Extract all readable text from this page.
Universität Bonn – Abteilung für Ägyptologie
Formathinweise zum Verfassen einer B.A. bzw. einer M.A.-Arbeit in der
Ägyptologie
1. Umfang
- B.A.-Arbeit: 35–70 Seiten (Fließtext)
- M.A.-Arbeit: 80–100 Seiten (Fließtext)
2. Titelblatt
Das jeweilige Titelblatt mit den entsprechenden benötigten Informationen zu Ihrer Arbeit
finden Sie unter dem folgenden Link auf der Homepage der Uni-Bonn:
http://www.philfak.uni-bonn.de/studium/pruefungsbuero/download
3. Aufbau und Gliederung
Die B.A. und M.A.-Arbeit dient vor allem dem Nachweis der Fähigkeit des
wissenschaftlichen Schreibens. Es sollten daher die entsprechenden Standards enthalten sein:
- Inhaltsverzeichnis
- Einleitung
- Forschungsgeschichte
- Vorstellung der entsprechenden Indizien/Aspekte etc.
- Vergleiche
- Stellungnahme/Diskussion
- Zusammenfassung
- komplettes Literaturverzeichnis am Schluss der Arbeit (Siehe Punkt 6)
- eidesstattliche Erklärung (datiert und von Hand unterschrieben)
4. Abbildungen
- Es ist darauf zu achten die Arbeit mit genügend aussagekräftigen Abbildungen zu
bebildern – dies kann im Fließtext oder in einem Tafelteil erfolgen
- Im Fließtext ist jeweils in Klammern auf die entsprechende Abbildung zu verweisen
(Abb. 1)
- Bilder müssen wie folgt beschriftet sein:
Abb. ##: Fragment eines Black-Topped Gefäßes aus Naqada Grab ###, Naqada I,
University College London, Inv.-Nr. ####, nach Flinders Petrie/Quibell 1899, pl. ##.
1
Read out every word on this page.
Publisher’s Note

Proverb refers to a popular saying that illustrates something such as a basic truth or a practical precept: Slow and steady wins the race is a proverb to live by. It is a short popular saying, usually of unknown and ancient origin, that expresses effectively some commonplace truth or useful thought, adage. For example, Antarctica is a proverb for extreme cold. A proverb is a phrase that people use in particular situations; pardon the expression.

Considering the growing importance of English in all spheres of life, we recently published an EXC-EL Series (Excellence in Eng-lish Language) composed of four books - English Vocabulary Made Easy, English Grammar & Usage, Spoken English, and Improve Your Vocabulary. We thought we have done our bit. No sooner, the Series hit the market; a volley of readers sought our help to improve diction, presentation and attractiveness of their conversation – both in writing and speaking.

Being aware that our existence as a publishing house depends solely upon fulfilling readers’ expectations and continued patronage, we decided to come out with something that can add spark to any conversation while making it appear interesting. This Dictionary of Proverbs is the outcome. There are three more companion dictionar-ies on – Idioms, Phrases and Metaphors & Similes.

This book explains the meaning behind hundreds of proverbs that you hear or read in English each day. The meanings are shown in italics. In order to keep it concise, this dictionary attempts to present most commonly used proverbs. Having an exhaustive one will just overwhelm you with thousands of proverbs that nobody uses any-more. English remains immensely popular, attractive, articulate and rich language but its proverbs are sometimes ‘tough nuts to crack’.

=-=-=

#### EXERCISE TASK
All of the data needs to be printed once more, exactly.

#### ANSWER TO THE TASK
Extract all readable text from this page.
Universität Bonn – Abteilung für Ägyptologie
Formathinweise zum Verfassen einer B.A. bzw. einer M.A.-Arbeit in der
Ägyptologie
1. Umfang
- B.A.-Arbeit: 35–70 Seiten (Fließtext)
- M.A.-Arbeit: 80–100 Seiten (Fließtext)
2. Titelblatt
Das jeweilige Titelblatt mit den entsprechenden benötigten Informationen zu Ihrer Arbeit
finden Sie unter dem folgenden Link auf der Homepage der Uni-Bonn:
http://www.philfak.uni-bonn.de/studium/pruefungsbuero/download
3. Aufbau und Gliederung
Die B.A. und M.A.-Arbeit dient vor allem dem Nachweis der Fähigkeit des
wissenschaftlichen Schreibens. Es sollten daher die entsprechenden Standards enthalten sein:
- Inhaltsverzeichnis
- Einleitung
- Forschungsgeschichte
- Vorstellung der entsprechenden Indizien/Aspekte etc.
- Vergleiche
- Stellungnahme/Diskussion
- Zusammenfassung
- komplettes Literaturverzeichnis am Schluss der Arbeit (Siehe Punkt 6)
- eidesstattliche Erklärung (datiert und von Hand unterschrieben)
4. Abbildungen
- Es ist darauf zu achten die Arbeit mit genügend aussagekräftigen Abbildungen zu
bebildern – dies kann im Fließtext oder in einem Tafelteil erfolgen
- Im Fließtext ist jeweils in Klammern auf die entsprechende Abbildung zu verweisen
(Abb. 1)
- Bilder müssen wie folgt beschriftet sein:
Abb. ##: Fragment eines Black-Topped Gefäßes aus Naqada Grab ###, Naqada I,
University College London, Inv.-Nr. ####, nach Flinders Petrie/Quibell 1899, pl. ##.
1
Read out every word on this page.
Publisher’s Note

Proverb refers to a popular saying that illustrates something such as a basic truth or a practical precept: Slow and steady wins the race is a proverb to live by. It is a short popular saying, usually of unknown and ancient origin, that expresses effectively some commonplace truth or useful thought, adage. For example, Antarctica is a proverb for extreme cold. A proverb is a phrase that people use in particular situations; pardon the expression.

Considering the growing importance of English in all spheres of life, we recently published an EXC-EL Series (Excellence in Eng-lish Language) composed of four books - English Vocabulary Made Easy, English Grammar & Usage, Spoken English, and Improve Your Vocabulary. We thought we have done our bit. No sooner, the Series hit the market; a volley of readers sought our help to improve diction, presentation and attractiveness of their conversation – both in writing and speaking.

Being aware that our existence as a publishing house depends solely upon fulfilling readers’ expectations and continued patronage, we decided to come out with something that can add spark to any conversation while making it appear interesting. This Dictionary of Proverbs is the outcome. There are three more companion dictionar-ies on – Idioms, Phrases and Metaphors & Similes.

This book explains the meaning behind hundreds of proverbs that you hear or read in English each day. The meanings are shown in italics. In order to keep it concise, this dictionary attempts to present most commonly used proverbs. Having an exhaustive one will just overwhelm you with thousands of proverbs that nobody uses any-more. English remains immensely popular, attractive, articulate and rich language but its proverbs are sometimes ‘tough nuts to crack’.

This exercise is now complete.